[start of Task input]
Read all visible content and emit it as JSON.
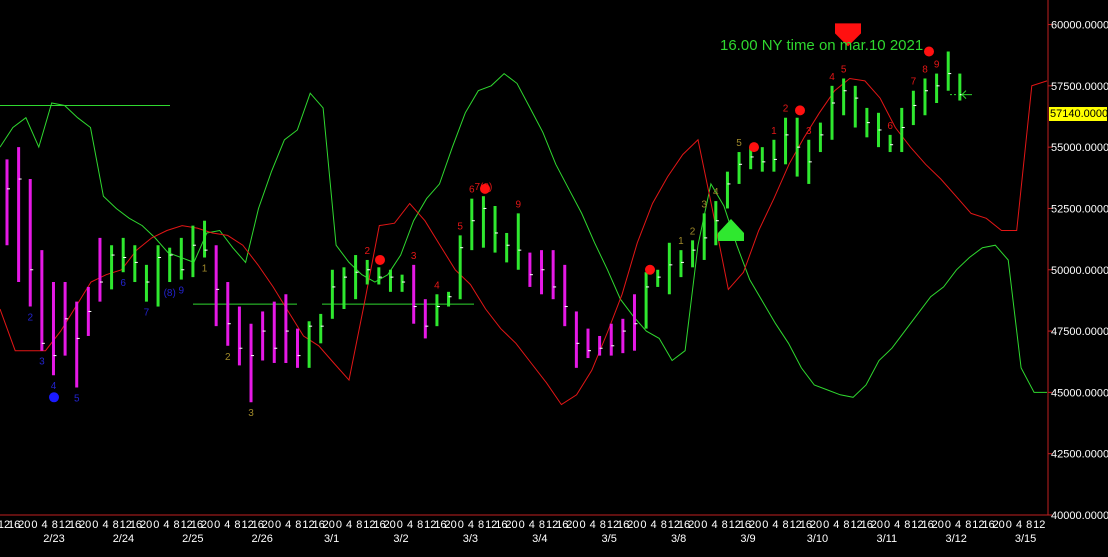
{
  "chart_data": {
    "type": "bar",
    "subtype": "ohlc-bars-with-indicator-bands",
    "annotation": "16.00 NY time on mar.10  2021",
    "last_price_label": "57140.0000",
    "ylim": [
      40000,
      61000
    ],
    "yticks": [
      {
        "value": 60000,
        "label": "60000.0000"
      },
      {
        "value": 57500,
        "label": "57500.0000"
      },
      {
        "value": 55000,
        "label": "55000.0000"
      },
      {
        "value": 52500,
        "label": "52500.0000"
      },
      {
        "value": 50000,
        "label": "50000.0000"
      },
      {
        "value": 47500,
        "label": "47500.0000"
      },
      {
        "value": 45000,
        "label": "45000.0000"
      },
      {
        "value": 42500,
        "label": "42500.0000"
      },
      {
        "value": 40000,
        "label": "40000.0000"
      }
    ],
    "x_hour_labels": [
      "12",
      "16",
      "20",
      "0",
      "4",
      "8",
      "12",
      "16",
      "20",
      "0",
      "4",
      "8",
      "12",
      "16",
      "20",
      "0",
      "4",
      "8",
      "12",
      "16",
      "20",
      "0",
      "4",
      "8",
      "12",
      "16",
      "20",
      "0",
      "4",
      "8",
      "12",
      "16",
      "20",
      "0",
      "4",
      "8",
      "12",
      "16",
      "20",
      "0",
      "4",
      "8",
      "12",
      "16",
      "20",
      "0",
      "4",
      "8",
      "12",
      "16",
      "20",
      "0",
      "4",
      "8",
      "12",
      "16",
      "20",
      "0",
      "4",
      "8",
      "12",
      "16",
      "20",
      "0",
      "4",
      "8",
      "12",
      "16",
      "20",
      "0",
      "4",
      "8",
      "12",
      "16",
      "20",
      "0",
      "4",
      "8",
      "12",
      "16",
      "20",
      "0",
      "4",
      "8",
      "12",
      "16",
      "20",
      "0",
      "4",
      "8",
      "12",
      "16",
      "20",
      "0",
      "4",
      "8",
      "12",
      "16",
      "20",
      "0",
      "4",
      "8",
      "12",
      "16",
      "20",
      "0",
      "4"
    ],
    "x_date_labels": [
      "2/23",
      "2/24",
      "2/25",
      "2/26",
      "3/1",
      "3/2",
      "3/3",
      "3/4",
      "3/5",
      "3/8",
      "3/9",
      "3/10",
      "3/11",
      "3/12",
      "3/15"
    ],
    "bars": [
      {
        "c": "m",
        "h": 54500,
        "l": 51000,
        "cl": 53300
      },
      {
        "c": "m",
        "h": 55000,
        "l": 49500,
        "cl": 53700
      },
      {
        "c": "m",
        "h": 53700,
        "l": 48500,
        "cl": 50000
      },
      {
        "c": "m",
        "h": 50800,
        "l": 46700,
        "cl": 47000
      },
      {
        "c": "m",
        "h": 49500,
        "l": 45700,
        "cl": 46500
      },
      {
        "c": "m",
        "h": 49500,
        "l": 46500,
        "cl": 48000
      },
      {
        "c": "m",
        "h": 48700,
        "l": 45200,
        "cl": 47200
      },
      {
        "c": "m",
        "h": 49300,
        "l": 47300,
        "cl": 48300
      },
      {
        "c": "m",
        "h": 51300,
        "l": 48700,
        "cl": 49500
      },
      {
        "c": "g",
        "h": 51000,
        "l": 49200,
        "cl": 50600
      },
      {
        "c": "g",
        "h": 51300,
        "l": 49900,
        "cl": 50500
      },
      {
        "c": "g",
        "h": 51000,
        "l": 49500,
        "cl": 50300
      },
      {
        "c": "g",
        "h": 50200,
        "l": 48700,
        "cl": 49500
      },
      {
        "c": "g",
        "h": 51000,
        "l": 48500,
        "cl": 50500
      },
      {
        "c": "g",
        "h": 50900,
        "l": 49500,
        "cl": 50600
      },
      {
        "c": "g",
        "h": 51300,
        "l": 49600,
        "cl": 50000
      },
      {
        "c": "g",
        "h": 51800,
        "l": 49700,
        "cl": 51000
      },
      {
        "c": "g",
        "h": 52000,
        "l": 50500,
        "cl": 50800
      },
      {
        "c": "m",
        "h": 51000,
        "l": 47700,
        "cl": 49200
      },
      {
        "c": "m",
        "h": 49500,
        "l": 46900,
        "cl": 47800
      },
      {
        "c": "m",
        "h": 48500,
        "l": 46100,
        "cl": 46800
      },
      {
        "c": "m",
        "h": 47800,
        "l": 44600,
        "cl": 46500
      },
      {
        "c": "m",
        "h": 48300,
        "l": 46300,
        "cl": 47500
      },
      {
        "c": "m",
        "h": 48700,
        "l": 46200,
        "cl": 46800
      },
      {
        "c": "m",
        "h": 49000,
        "l": 46200,
        "cl": 47500
      },
      {
        "c": "m",
        "h": 47600,
        "l": 46000,
        "cl": 46500
      },
      {
        "c": "g",
        "h": 47900,
        "l": 46000,
        "cl": 47700
      },
      {
        "c": "g",
        "h": 48200,
        "l": 47000,
        "cl": 47700
      },
      {
        "c": "g",
        "h": 50000,
        "l": 48000,
        "cl": 49300
      },
      {
        "c": "g",
        "h": 50100,
        "l": 48400,
        "cl": 49700
      },
      {
        "c": "g",
        "h": 50600,
        "l": 48800,
        "cl": 49900
      },
      {
        "c": "g",
        "h": 50400,
        "l": 49400,
        "cl": 50000
      },
      {
        "c": "g",
        "h": 50100,
        "l": 49400,
        "cl": 49700
      },
      {
        "c": "g",
        "h": 50000,
        "l": 49100,
        "cl": 49700
      },
      {
        "c": "g",
        "h": 49800,
        "l": 49100,
        "cl": 49500
      },
      {
        "c": "m",
        "h": 50200,
        "l": 47800,
        "cl": 48500
      },
      {
        "c": "m",
        "h": 48800,
        "l": 47200,
        "cl": 47700
      },
      {
        "c": "g",
        "h": 49000,
        "l": 47700,
        "cl": 48500
      },
      {
        "c": "g",
        "h": 49100,
        "l": 48500,
        "cl": 48900
      },
      {
        "c": "g",
        "h": 51400,
        "l": 48800,
        "cl": 50900
      },
      {
        "c": "g",
        "h": 52900,
        "l": 50800,
        "cl": 52000
      },
      {
        "c": "g",
        "h": 53000,
        "l": 50900,
        "cl": 52500
      },
      {
        "c": "g",
        "h": 52600,
        "l": 50700,
        "cl": 51500
      },
      {
        "c": "g",
        "h": 51500,
        "l": 50300,
        "cl": 51000
      },
      {
        "c": "g",
        "h": 52300,
        "l": 50000,
        "cl": 50800
      },
      {
        "c": "m",
        "h": 50700,
        "l": 49300,
        "cl": 49800
      },
      {
        "c": "m",
        "h": 50800,
        "l": 49000,
        "cl": 50000
      },
      {
        "c": "m",
        "h": 50800,
        "l": 48800,
        "cl": 49300
      },
      {
        "c": "m",
        "h": 50200,
        "l": 47700,
        "cl": 48500
      },
      {
        "c": "m",
        "h": 48300,
        "l": 46000,
        "cl": 47000
      },
      {
        "c": "m",
        "h": 47600,
        "l": 46400,
        "cl": 46700
      },
      {
        "c": "m",
        "h": 47300,
        "l": 46500,
        "cl": 46800
      },
      {
        "c": "m",
        "h": 47800,
        "l": 46500,
        "cl": 46900
      },
      {
        "c": "m",
        "h": 48000,
        "l": 46600,
        "cl": 47500
      },
      {
        "c": "m",
        "h": 49000,
        "l": 46700,
        "cl": 47800
      },
      {
        "c": "g",
        "h": 49900,
        "l": 47600,
        "cl": 49300
      },
      {
        "c": "g",
        "h": 50000,
        "l": 49300,
        "cl": 49700
      },
      {
        "c": "g",
        "h": 51100,
        "l": 49000,
        "cl": 50200
      },
      {
        "c": "g",
        "h": 50800,
        "l": 49700,
        "cl": 50300
      },
      {
        "c": "g",
        "h": 51200,
        "l": 50100,
        "cl": 50800
      },
      {
        "c": "g",
        "h": 52300,
        "l": 50400,
        "cl": 51300
      },
      {
        "c": "g",
        "h": 52800,
        "l": 51000,
        "cl": 52000
      },
      {
        "c": "g",
        "h": 54000,
        "l": 52500,
        "cl": 53500
      },
      {
        "c": "g",
        "h": 54800,
        "l": 53500,
        "cl": 54300
      },
      {
        "c": "g",
        "h": 55000,
        "l": 54100,
        "cl": 54600
      },
      {
        "c": "g",
        "h": 55000,
        "l": 54000,
        "cl": 54400
      },
      {
        "c": "g",
        "h": 55300,
        "l": 54000,
        "cl": 54500
      },
      {
        "c": "g",
        "h": 56200,
        "l": 54300,
        "cl": 55500
      },
      {
        "c": "g",
        "h": 56200,
        "l": 53800,
        "cl": 55000
      },
      {
        "c": "g",
        "h": 55300,
        "l": 53500,
        "cl": 54400
      },
      {
        "c": "g",
        "h": 56000,
        "l": 54800,
        "cl": 55500
      },
      {
        "c": "g",
        "h": 57500,
        "l": 55300,
        "cl": 56800
      },
      {
        "c": "g",
        "h": 57800,
        "l": 56300,
        "cl": 57300
      },
      {
        "c": "g",
        "h": 57500,
        "l": 55800,
        "cl": 57000
      },
      {
        "c": "g",
        "h": 56600,
        "l": 55400,
        "cl": 56000
      },
      {
        "c": "g",
        "h": 56400,
        "l": 55000,
        "cl": 55700
      },
      {
        "c": "g",
        "h": 55500,
        "l": 54800,
        "cl": 55100
      },
      {
        "c": "g",
        "h": 56600,
        "l": 54800,
        "cl": 55800
      },
      {
        "c": "g",
        "h": 57300,
        "l": 55900,
        "cl": 56700
      },
      {
        "c": "g",
        "h": 57800,
        "l": 56300,
        "cl": 57300
      },
      {
        "c": "g",
        "h": 58000,
        "l": 56800,
        "cl": 57500
      },
      {
        "c": "g",
        "h": 58900,
        "l": 57300,
        "cl": 58000
      },
      {
        "c": "g",
        "h": 58000,
        "l": 56900,
        "cl": 57140
      }
    ],
    "series": [
      {
        "name": "",
        "color": "#2fd82f",
        "y": [
          55000,
          55800,
          56200,
          55000,
          56800,
          56700,
          56200,
          55800,
          53000,
          52500,
          52100,
          51800,
          51300,
          50700,
          50500,
          50300,
          51500,
          51600,
          50900,
          50300,
          52500,
          54000,
          55300,
          55700,
          57200,
          56600,
          51000,
          50300,
          49800,
          49500,
          49800,
          50600,
          52000,
          52900,
          53500,
          55000,
          56400,
          57300,
          57500,
          58000,
          57600,
          56600,
          55600,
          54300,
          53300,
          52300,
          51100,
          50000,
          48800,
          48100,
          47500,
          47200,
          46300,
          46700,
          51000,
          53500,
          52600,
          51000,
          49600,
          48700,
          47800,
          47000,
          46000,
          45300,
          45100,
          44900,
          44800,
          45300,
          46300,
          46800,
          47500,
          48200,
          48900,
          49300,
          50000,
          50500,
          50900,
          51000,
          50400,
          46000,
          45000,
          45000
        ],
        "xs": [
          0,
          10,
          14,
          31,
          37,
          53,
          64,
          90,
          110,
          124,
          146,
          162,
          175,
          192,
          206,
          218,
          233,
          245,
          262,
          281,
          300,
          311,
          322,
          334,
          342,
          351,
          372,
          395,
          420,
          450,
          474,
          490,
          504,
          512,
          530,
          551,
          565,
          575,
          589,
          607,
          625,
          640,
          660,
          671,
          681,
          700,
          713,
          727,
          741,
          762,
          783,
          801,
          817,
          835,
          852,
          880,
          906,
          927,
          960,
          990,
          1020,
          1018,
          1043,
          1030,
          1047,
          0,
          0,
          0,
          0,
          0,
          0,
          0,
          0,
          0,
          0,
          0,
          0,
          0,
          0,
          0,
          0,
          0
        ]
      },
      {
        "name": "",
        "color": "#e21616",
        "y": [
          48400,
          46700,
          46700,
          46700,
          47500,
          48500,
          49500,
          49800,
          50000,
          50800,
          51300,
          51600,
          51800,
          51700,
          51500,
          51400,
          51000,
          50200,
          49300,
          48300,
          47300,
          46900,
          46200,
          45500,
          48600,
          51800,
          51900,
          52700,
          52000,
          51000,
          50000,
          49400,
          48400,
          47600,
          47000,
          46200,
          45400,
          44500,
          44900,
          45900,
          47400,
          49000,
          51100,
          52700,
          53800,
          54700,
          55300,
          52300,
          49200,
          49900,
          51600,
          52900,
          54300,
          55400,
          56400,
          57300,
          57800,
          57700,
          57000,
          55800,
          55000,
          54300,
          53700,
          53000,
          52300,
          52100,
          51600,
          51600,
          57500,
          57700
        ]
      }
    ],
    "markers": [
      {
        "type": "counter",
        "text": "2",
        "color": "#2222cc",
        "bar": 2,
        "pos": "below"
      },
      {
        "type": "counter",
        "text": "3",
        "color": "#2222cc",
        "bar": 3,
        "pos": "below"
      },
      {
        "type": "counter",
        "text": "4",
        "color": "#2222cc",
        "bar": 4,
        "pos": "below"
      },
      {
        "type": "counter",
        "text": "5",
        "color": "#2222cc",
        "bar": 6,
        "pos": "below"
      },
      {
        "type": "counter",
        "text": "6",
        "color": "#2222cc",
        "bar": 10,
        "pos": "below"
      },
      {
        "type": "counter",
        "text": "7",
        "color": "#2222cc",
        "bar": 12,
        "pos": "below"
      },
      {
        "type": "counter",
        "text": "(8)",
        "color": "#2222cc",
        "bar": 14,
        "pos": "below"
      },
      {
        "type": "counter",
        "text": "9",
        "color": "#2222cc",
        "bar": 15,
        "pos": "below"
      },
      {
        "type": "counter",
        "text": "1",
        "color": "#a08a2a",
        "bar": 17,
        "pos": "below"
      },
      {
        "type": "counter",
        "text": "2",
        "color": "#a08a2a",
        "bar": 19,
        "pos": "below"
      },
      {
        "type": "counter",
        "text": "3",
        "color": "#a08a2a",
        "bar": 21,
        "pos": "below"
      },
      {
        "type": "counter",
        "text": "2",
        "color": "#e21616",
        "bar": 31,
        "pos": "above"
      },
      {
        "type": "counter",
        "text": "3",
        "color": "#e21616",
        "bar": 35,
        "pos": "above"
      },
      {
        "type": "counter",
        "text": "4",
        "color": "#e21616",
        "bar": 37,
        "pos": "above"
      },
      {
        "type": "counter",
        "text": "5",
        "color": "#e21616",
        "bar": 39,
        "pos": "above"
      },
      {
        "type": "counter",
        "text": "6",
        "color": "#e21616",
        "bar": 40,
        "pos": "above"
      },
      {
        "type": "counter",
        "text": "7(8)",
        "color": "#e21616",
        "bar": 41,
        "pos": "above"
      },
      {
        "type": "counter",
        "text": "9",
        "color": "#e21616",
        "bar": 44,
        "pos": "above"
      },
      {
        "type": "counter",
        "text": "1",
        "color": "#a08a2a",
        "bar": 58,
        "pos": "above"
      },
      {
        "type": "counter",
        "text": "2",
        "color": "#a08a2a",
        "bar": 59,
        "pos": "above"
      },
      {
        "type": "counter",
        "text": "3",
        "color": "#a08a2a",
        "bar": 60,
        "pos": "above"
      },
      {
        "type": "counter",
        "text": "4",
        "color": "#a08a2a",
        "bar": 61,
        "pos": "above"
      },
      {
        "type": "counter",
        "text": "5",
        "color": "#a08a2a",
        "bar": 63,
        "pos": "above"
      },
      {
        "type": "counter",
        "text": "1",
        "color": "#e21616",
        "bar": 66,
        "pos": "above"
      },
      {
        "type": "counter",
        "text": "2",
        "color": "#e21616",
        "bar": 67,
        "pos": "above"
      },
      {
        "type": "counter",
        "text": "3",
        "color": "#e21616",
        "bar": 69,
        "pos": "above"
      },
      {
        "type": "counter",
        "text": "4",
        "color": "#e21616",
        "bar": 71,
        "pos": "above"
      },
      {
        "type": "counter",
        "text": "5",
        "color": "#e21616",
        "bar": 72,
        "pos": "above"
      },
      {
        "type": "counter",
        "text": "6",
        "color": "#e21616",
        "bar": 76,
        "pos": "above"
      },
      {
        "type": "counter",
        "text": "7",
        "color": "#e21616",
        "bar": 78,
        "pos": "above"
      },
      {
        "type": "counter",
        "text": "8",
        "color": "#e21616",
        "bar": 79,
        "pos": "above"
      },
      {
        "type": "counter",
        "text": "9",
        "color": "#e21616",
        "bar": 80,
        "pos": "above"
      }
    ]
  }
}
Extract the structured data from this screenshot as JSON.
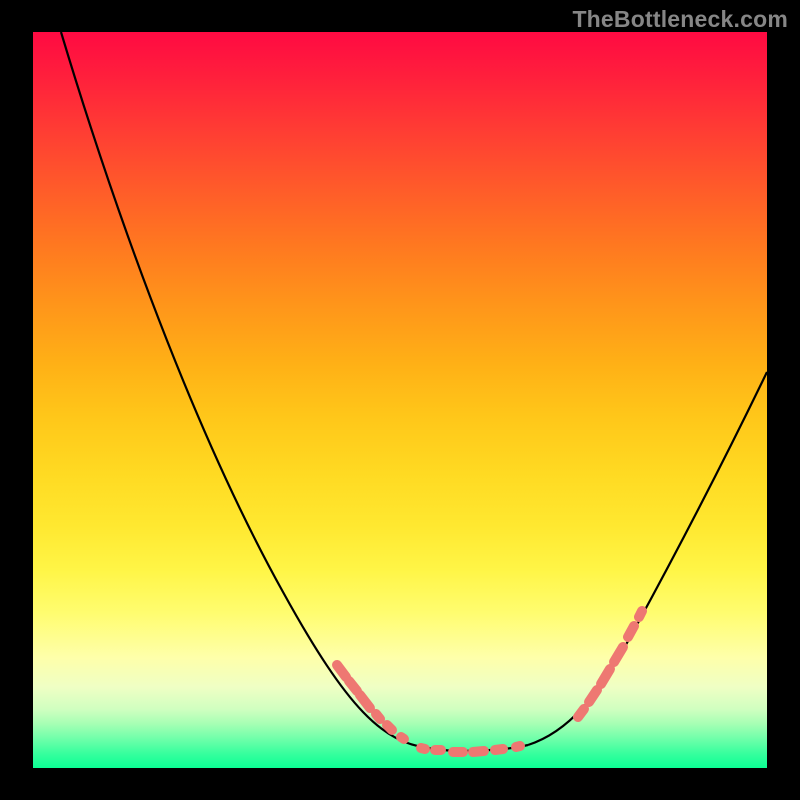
{
  "watermark": "TheBottleneck.com",
  "chart_data": {
    "type": "line",
    "title": "",
    "xlabel": "",
    "ylabel": "",
    "xlim": [
      0,
      100
    ],
    "ylim": [
      0,
      100
    ],
    "series": [
      {
        "name": "curve",
        "x": [
          4,
          10,
          20,
          30,
          35,
          40,
          45,
          50,
          54,
          58,
          62,
          67,
          72,
          78,
          85,
          92,
          100
        ],
        "y": [
          100,
          80,
          55,
          35,
          25,
          16,
          10,
          6,
          3,
          2,
          2,
          3,
          6,
          12,
          22,
          36,
          54
        ]
      }
    ],
    "highlight_x_ranges": [
      [
        41,
        51
      ],
      [
        53,
        67
      ],
      [
        74,
        83
      ]
    ],
    "background_gradient": {
      "top": "#ff0a42",
      "bottom": "#0bff94"
    }
  }
}
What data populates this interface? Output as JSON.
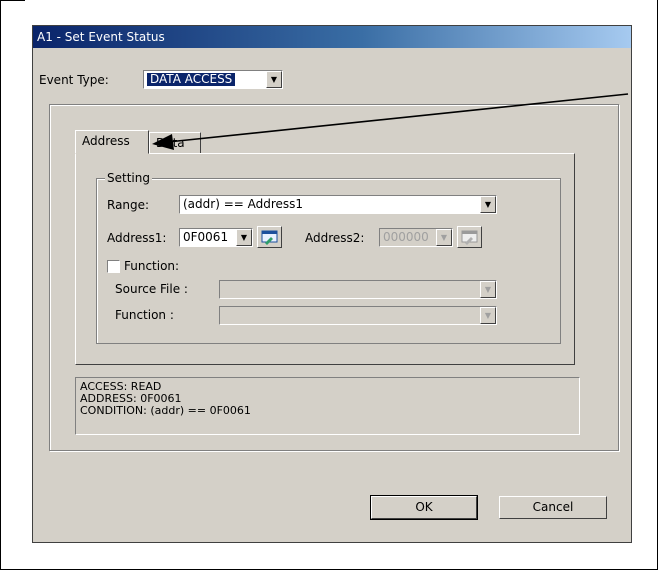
{
  "dialog": {
    "title": "A1 - Set Event Status",
    "event_type_label": "Event Type:",
    "event_type_value": "DATA ACCESS",
    "tabs": [
      {
        "label": "Address",
        "active": true
      },
      {
        "label": "Data",
        "active": false
      }
    ],
    "setting": {
      "group_label": "Setting",
      "range_label": "Range:",
      "range_value": "(addr) == Address1",
      "address1_label": "Address1:",
      "address1_value": "0F0061",
      "address2_label": "Address2:",
      "address2_value": "000000",
      "function_checkbox_label": "Function:",
      "function_checked": false,
      "source_file_label": "Source File :",
      "source_file_value": "",
      "function_label": "Function :",
      "function_value": ""
    },
    "info_lines": [
      "ACCESS: READ",
      "ADDRESS: 0F0061",
      "CONDITION: (addr) == 0F0061"
    ],
    "ok_label": "OK",
    "cancel_label": "Cancel"
  },
  "icons": {
    "dropdown": "chevron-down-icon",
    "address_browse": "browse-address-icon"
  }
}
[end of Task input]
▸ Stated problem
Extract only the lines from the line containing "What data populates" through the final line of the records; keep both ends and drop every picture.

▸ Full answer
What data populates this interface? Output as JSON.
{
  "dialog": {
    "title": "A1 - Set Event Status",
    "event_type_label": "Event Type:",
    "event_type_value": "DATA ACCESS",
    "tabs": [
      {
        "label": "Address",
        "active": true
      },
      {
        "label": "Data",
        "active": false
      }
    ],
    "setting": {
      "group_label": "Setting",
      "range_label": "Range:",
      "range_value": "(addr) == Address1",
      "address1_label": "Address1:",
      "address1_value": "0F0061",
      "address2_label": "Address2:",
      "address2_value": "000000",
      "function_checkbox_label": "Function:",
      "function_checked": false,
      "source_file_label": "Source File :",
      "source_file_value": "",
      "function_label": "Function :",
      "function_value": ""
    },
    "info_lines": [
      "ACCESS: READ",
      "ADDRESS: 0F0061",
      "CONDITION: (addr) == 0F0061"
    ],
    "ok_label": "OK",
    "cancel_label": "Cancel"
  },
  "icons": {
    "dropdown": "chevron-down-icon",
    "address_browse": "browse-address-icon"
  }
}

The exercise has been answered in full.